▶ [GIVEN INSTRUCTION] In the listing below, count the lines with "сумме" and report only the figure.

▶ [ROWS]
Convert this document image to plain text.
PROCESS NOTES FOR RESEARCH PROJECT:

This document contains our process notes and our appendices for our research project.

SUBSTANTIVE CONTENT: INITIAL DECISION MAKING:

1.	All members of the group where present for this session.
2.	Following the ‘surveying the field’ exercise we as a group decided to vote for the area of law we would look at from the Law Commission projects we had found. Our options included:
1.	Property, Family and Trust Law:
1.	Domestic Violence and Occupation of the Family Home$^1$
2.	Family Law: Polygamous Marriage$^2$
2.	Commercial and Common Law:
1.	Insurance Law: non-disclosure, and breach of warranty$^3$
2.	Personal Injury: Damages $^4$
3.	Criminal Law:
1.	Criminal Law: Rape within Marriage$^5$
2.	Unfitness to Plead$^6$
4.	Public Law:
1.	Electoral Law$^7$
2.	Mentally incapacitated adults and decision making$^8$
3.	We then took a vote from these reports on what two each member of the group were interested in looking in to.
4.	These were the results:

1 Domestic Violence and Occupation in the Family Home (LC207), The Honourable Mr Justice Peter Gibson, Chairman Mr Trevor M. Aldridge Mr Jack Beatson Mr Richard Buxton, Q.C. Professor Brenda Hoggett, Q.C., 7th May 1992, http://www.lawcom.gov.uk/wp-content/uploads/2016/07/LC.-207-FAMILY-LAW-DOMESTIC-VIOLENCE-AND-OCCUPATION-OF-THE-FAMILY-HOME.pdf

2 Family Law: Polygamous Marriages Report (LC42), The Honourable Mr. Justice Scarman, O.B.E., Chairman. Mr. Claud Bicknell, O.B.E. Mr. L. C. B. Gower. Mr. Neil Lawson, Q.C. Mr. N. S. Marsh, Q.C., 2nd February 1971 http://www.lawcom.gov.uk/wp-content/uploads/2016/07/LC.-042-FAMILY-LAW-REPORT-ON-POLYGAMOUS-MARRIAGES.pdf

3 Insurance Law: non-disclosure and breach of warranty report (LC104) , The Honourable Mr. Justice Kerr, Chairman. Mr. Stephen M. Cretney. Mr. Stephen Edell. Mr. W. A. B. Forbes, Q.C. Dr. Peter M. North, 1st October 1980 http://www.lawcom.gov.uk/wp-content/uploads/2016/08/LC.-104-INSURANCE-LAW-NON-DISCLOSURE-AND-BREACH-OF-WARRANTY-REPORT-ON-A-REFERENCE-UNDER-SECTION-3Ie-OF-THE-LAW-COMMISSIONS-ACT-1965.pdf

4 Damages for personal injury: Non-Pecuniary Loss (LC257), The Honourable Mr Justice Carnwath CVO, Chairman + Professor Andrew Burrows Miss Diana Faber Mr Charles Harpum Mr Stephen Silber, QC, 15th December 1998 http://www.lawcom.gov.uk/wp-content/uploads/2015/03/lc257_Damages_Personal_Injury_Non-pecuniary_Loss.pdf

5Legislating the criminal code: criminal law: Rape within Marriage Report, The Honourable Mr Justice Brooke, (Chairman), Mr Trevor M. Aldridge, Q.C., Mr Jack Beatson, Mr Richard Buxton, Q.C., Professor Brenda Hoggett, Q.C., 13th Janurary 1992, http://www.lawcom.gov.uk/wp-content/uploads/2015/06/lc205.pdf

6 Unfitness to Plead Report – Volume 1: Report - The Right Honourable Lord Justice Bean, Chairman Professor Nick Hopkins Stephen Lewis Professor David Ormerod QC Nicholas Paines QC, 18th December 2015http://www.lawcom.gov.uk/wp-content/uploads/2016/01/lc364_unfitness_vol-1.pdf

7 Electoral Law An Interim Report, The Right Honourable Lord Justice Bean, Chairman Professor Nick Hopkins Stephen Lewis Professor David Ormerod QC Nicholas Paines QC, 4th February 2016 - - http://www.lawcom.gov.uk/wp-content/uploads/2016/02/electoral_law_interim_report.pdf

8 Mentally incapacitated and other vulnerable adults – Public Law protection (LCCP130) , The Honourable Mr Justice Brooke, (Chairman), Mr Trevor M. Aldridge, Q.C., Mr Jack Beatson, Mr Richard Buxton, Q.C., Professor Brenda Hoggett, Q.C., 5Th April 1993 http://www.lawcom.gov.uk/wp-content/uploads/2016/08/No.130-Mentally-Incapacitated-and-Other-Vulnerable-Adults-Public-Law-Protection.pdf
==
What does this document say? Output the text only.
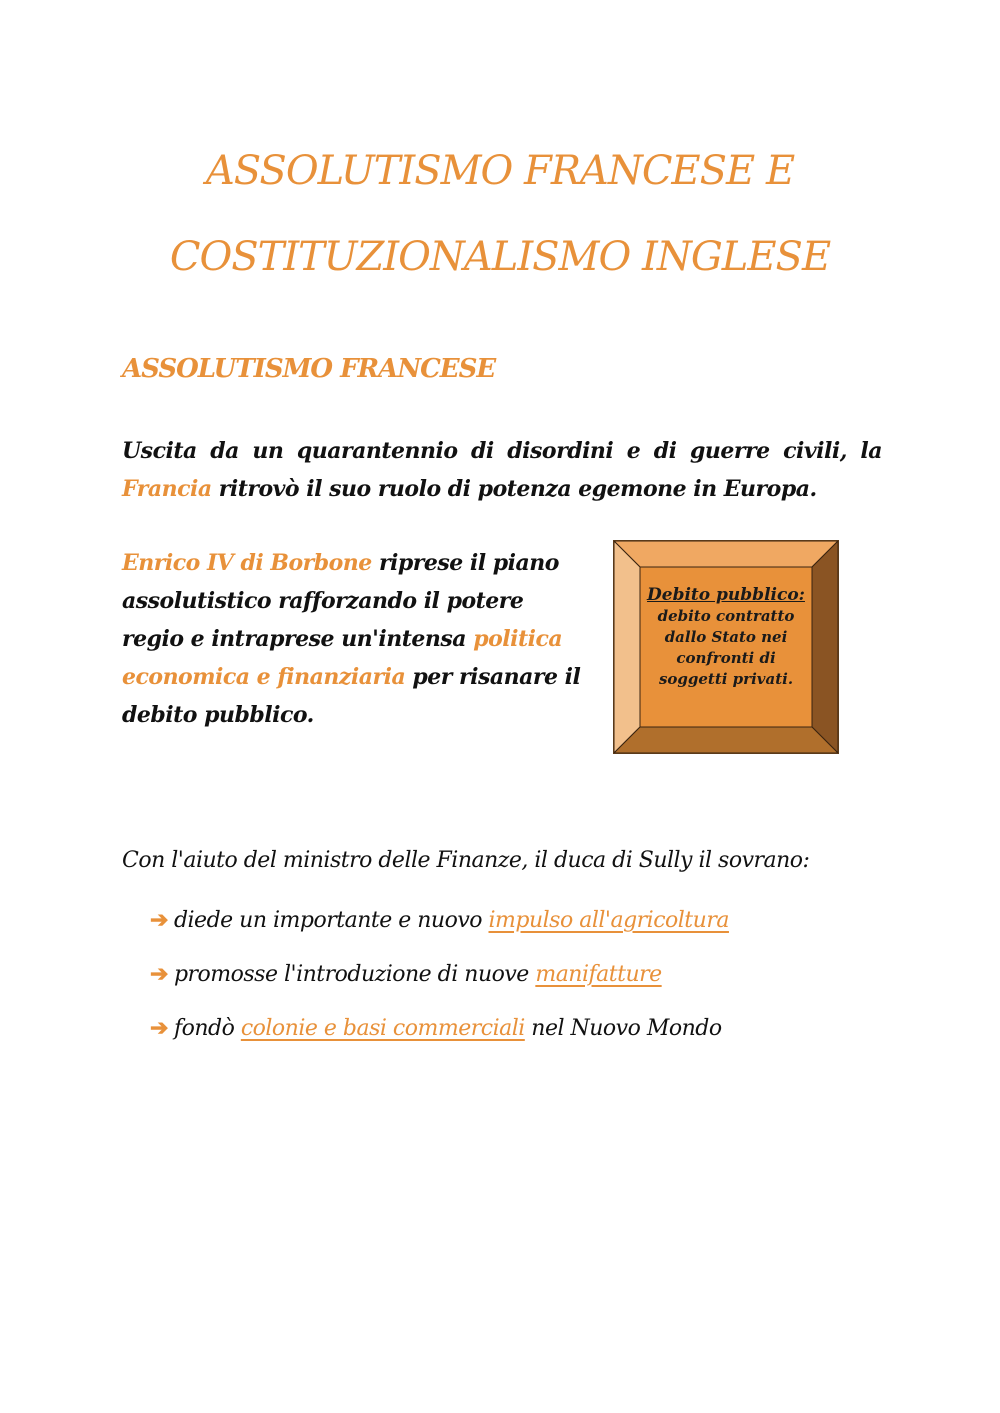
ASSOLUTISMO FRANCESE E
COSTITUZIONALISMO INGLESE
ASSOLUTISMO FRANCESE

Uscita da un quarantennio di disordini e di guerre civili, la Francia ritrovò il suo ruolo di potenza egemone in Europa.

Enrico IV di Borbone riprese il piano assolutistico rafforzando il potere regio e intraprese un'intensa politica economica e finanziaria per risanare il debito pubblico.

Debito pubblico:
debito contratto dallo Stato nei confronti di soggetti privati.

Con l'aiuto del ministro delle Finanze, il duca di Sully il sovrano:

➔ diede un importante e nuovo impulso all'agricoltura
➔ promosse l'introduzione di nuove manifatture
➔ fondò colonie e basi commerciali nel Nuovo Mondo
---
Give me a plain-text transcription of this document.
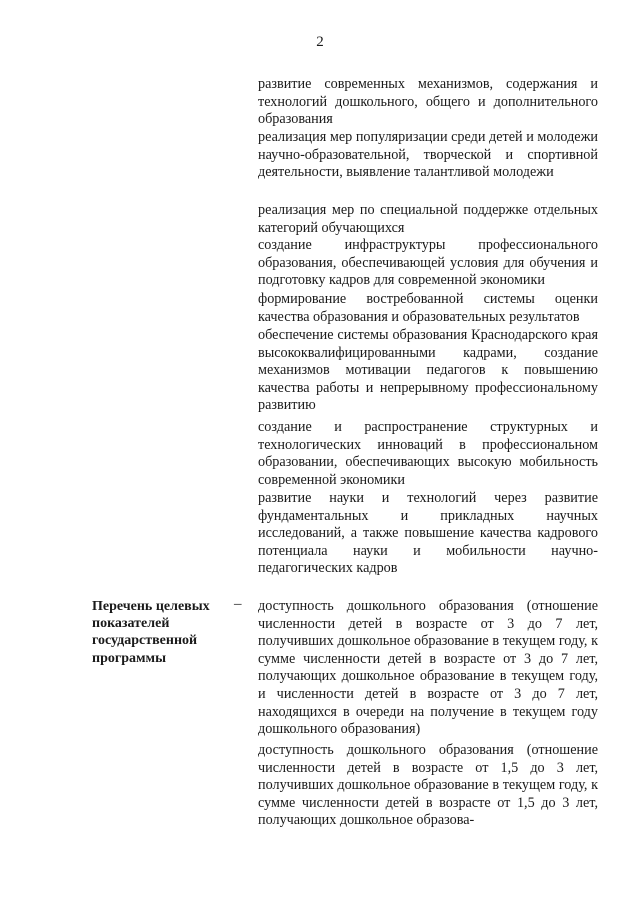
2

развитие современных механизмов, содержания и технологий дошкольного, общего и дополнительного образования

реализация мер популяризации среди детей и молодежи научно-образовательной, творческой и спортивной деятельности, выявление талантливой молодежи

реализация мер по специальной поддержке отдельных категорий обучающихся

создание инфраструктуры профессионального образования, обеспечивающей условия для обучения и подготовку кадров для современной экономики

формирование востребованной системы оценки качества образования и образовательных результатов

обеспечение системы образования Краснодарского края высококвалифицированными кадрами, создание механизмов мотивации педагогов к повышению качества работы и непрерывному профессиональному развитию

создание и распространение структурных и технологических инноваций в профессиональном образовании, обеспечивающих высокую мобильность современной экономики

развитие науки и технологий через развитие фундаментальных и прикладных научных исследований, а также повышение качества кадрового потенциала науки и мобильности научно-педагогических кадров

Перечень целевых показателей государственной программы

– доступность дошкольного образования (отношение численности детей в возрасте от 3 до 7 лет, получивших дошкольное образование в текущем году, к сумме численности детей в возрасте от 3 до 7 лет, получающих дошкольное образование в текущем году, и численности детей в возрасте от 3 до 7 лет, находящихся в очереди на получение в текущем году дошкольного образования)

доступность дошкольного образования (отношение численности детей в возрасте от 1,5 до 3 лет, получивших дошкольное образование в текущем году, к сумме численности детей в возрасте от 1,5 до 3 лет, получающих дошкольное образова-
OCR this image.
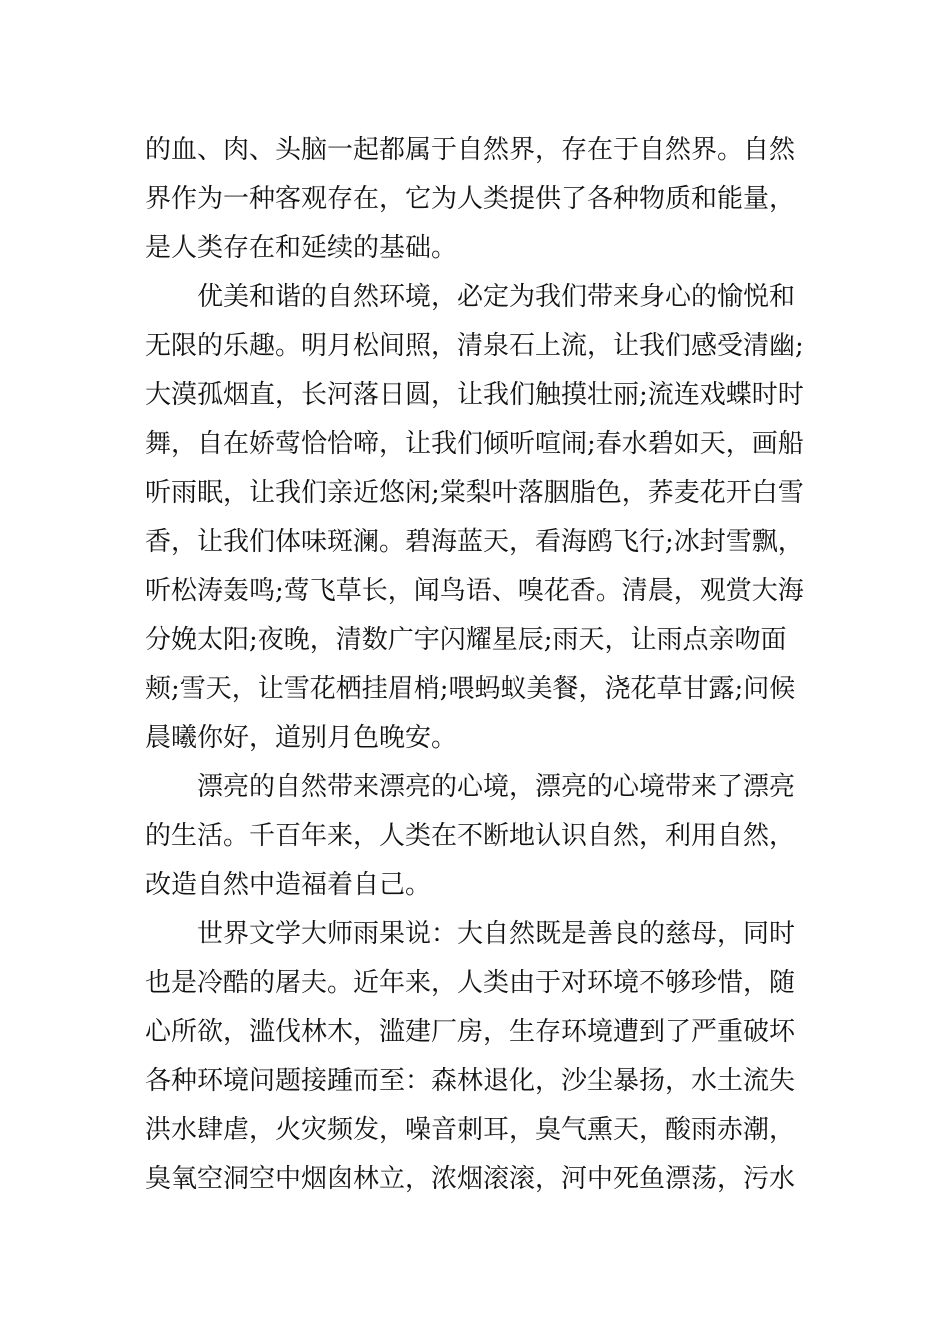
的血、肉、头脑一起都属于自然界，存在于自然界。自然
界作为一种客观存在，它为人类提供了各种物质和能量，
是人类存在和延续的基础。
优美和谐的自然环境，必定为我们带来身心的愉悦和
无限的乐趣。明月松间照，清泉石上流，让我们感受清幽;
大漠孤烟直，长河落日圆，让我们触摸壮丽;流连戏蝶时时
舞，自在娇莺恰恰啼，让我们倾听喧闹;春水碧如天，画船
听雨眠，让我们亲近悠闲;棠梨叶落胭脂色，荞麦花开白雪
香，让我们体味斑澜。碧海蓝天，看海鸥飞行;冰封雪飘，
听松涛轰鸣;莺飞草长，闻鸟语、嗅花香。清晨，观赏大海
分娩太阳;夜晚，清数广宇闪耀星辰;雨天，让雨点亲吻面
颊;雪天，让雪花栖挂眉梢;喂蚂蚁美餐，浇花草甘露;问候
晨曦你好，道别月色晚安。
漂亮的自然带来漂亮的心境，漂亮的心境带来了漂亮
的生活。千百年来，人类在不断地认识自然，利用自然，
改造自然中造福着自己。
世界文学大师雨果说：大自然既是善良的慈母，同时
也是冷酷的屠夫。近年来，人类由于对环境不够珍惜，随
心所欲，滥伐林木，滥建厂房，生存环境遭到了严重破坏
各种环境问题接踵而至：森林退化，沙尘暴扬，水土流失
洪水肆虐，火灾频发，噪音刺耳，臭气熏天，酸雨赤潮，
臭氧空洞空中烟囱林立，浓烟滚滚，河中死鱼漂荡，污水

▶ [COMPLETED TASK] 2